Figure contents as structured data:
▼▼▼

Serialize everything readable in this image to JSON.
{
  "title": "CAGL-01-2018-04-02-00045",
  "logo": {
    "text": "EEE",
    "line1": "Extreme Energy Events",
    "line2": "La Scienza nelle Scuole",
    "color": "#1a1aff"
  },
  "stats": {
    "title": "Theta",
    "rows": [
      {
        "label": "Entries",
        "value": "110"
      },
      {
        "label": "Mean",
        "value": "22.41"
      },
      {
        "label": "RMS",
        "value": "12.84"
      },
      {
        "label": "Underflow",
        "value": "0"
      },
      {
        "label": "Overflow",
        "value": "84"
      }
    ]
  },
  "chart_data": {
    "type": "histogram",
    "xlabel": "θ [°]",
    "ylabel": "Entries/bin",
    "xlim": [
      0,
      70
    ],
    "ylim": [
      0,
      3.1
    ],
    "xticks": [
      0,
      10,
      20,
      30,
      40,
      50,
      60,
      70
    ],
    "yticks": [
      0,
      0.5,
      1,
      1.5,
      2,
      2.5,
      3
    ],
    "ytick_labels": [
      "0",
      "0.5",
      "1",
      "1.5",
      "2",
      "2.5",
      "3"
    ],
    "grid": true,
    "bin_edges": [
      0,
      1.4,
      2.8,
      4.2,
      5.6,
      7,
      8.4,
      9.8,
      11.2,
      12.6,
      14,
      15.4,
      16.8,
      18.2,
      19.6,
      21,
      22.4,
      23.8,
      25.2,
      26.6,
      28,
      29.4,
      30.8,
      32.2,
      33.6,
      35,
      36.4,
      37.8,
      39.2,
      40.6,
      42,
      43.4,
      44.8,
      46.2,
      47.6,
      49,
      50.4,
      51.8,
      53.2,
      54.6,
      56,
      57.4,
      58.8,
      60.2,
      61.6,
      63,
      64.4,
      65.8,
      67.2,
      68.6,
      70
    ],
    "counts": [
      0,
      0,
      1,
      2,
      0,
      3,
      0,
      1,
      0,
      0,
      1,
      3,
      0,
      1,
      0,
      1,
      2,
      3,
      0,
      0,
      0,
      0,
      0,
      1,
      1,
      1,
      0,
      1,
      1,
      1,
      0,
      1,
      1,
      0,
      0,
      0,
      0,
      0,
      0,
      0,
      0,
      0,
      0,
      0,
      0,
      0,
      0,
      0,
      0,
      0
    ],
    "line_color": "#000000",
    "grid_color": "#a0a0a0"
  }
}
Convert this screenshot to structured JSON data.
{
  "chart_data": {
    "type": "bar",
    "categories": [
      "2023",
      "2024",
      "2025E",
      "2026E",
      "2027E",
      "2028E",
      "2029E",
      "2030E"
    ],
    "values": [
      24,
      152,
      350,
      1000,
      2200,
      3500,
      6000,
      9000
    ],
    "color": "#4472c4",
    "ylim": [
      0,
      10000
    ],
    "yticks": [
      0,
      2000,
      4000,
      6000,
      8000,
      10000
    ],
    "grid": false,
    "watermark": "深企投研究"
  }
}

▲▲▲

Problem to work on: Reproduce the listing shown above in its entirety, exactly.

Solution for this problem:
Serialize everything readable in this image to JSON.
{
  "title": "CAGL-01-2018-04-02-00045",
  "logo": {
    "text": "EEE",
    "line1": "Extreme Energy Events",
    "line2": "La Scienza nelle Scuole",
    "color": "#1a1aff"
  },
  "stats": {
    "title": "Theta",
    "rows": [
      {
        "label": "Entries",
        "value": "110"
      },
      {
        "label": "Mean",
        "value": "22.41"
      },
      {
        "label": "RMS",
        "value": "12.84"
      },
      {
        "label": "Underflow",
        "value": "0"
      },
      {
        "label": "Overflow",
        "value": "84"
      }
    ]
  },
  "chart_data": {
    "type": "histogram",
    "xlabel": "θ [°]",
    "ylabel": "Entries/bin",
    "xlim": [
      0,
      70
    ],
    "ylim": [
      0,
      3.1
    ],
    "xticks": [
      0,
      10,
      20,
      30,
      40,
      50,
      60,
      70
    ],
    "yticks": [
      0,
      0.5,
      1,
      1.5,
      2,
      2.5,
      3
    ],
    "ytick_labels": [
      "0",
      "0.5",
      "1",
      "1.5",
      "2",
      "2.5",
      "3"
    ],
    "grid": true,
    "bin_edges": [
      0,
      1.4,
      2.8,
      4.2,
      5.6,
      7,
      8.4,
      9.8,
      11.2,
      12.6,
      14,
      15.4,
      16.8,
      18.2,
      19.6,
      21,
      22.4,
      23.8,
      25.2,
      26.6,
      28,
      29.4,
      30.8,
      32.2,
      33.6,
      35,
      36.4,
      37.8,
      39.2,
      40.6,
      42,
      43.4,
      44.8,
      46.2,
      47.6,
      49,
      50.4,
      51.8,
      53.2,
      54.6,
      56,
      57.4,
      58.8,
      60.2,
      61.6,
      63,
      64.4,
      65.8,
      67.2,
      68.6,
      70
    ],
    "counts": [
      0,
      0,
      1,
      2,
      0,
      3,
      0,
      1,
      0,
      0,
      1,
      3,
      0,
      1,
      0,
      1,
      2,
      3,
      0,
      0,
      0,
      0,
      0,
      1,
      1,
      1,
      0,
      1,
      1,
      1,
      0,
      1,
      1,
      0,
      0,
      0,
      0,
      0,
      0,
      0,
      0,
      0,
      0,
      0,
      0,
      0,
      0,
      0,
      0,
      0
    ],
    "line_color": "#000000",
    "grid_color": "#a0a0a0"
  }
}
Convert this screenshot to structured JSON data.
{
  "chart_data": {
    "type": "bar",
    "categories": [
      "2023",
      "2024",
      "2025E",
      "2026E",
      "2027E",
      "2028E",
      "2029E",
      "2030E"
    ],
    "values": [
      24,
      152,
      350,
      1000,
      2200,
      3500,
      6000,
      9000
    ],
    "color": "#4472c4",
    "ylim": [
      0,
      10000
    ],
    "yticks": [
      0,
      2000,
      4000,
      6000,
      8000,
      10000
    ],
    "grid": false,
    "watermark": "深企投研究"
  }
}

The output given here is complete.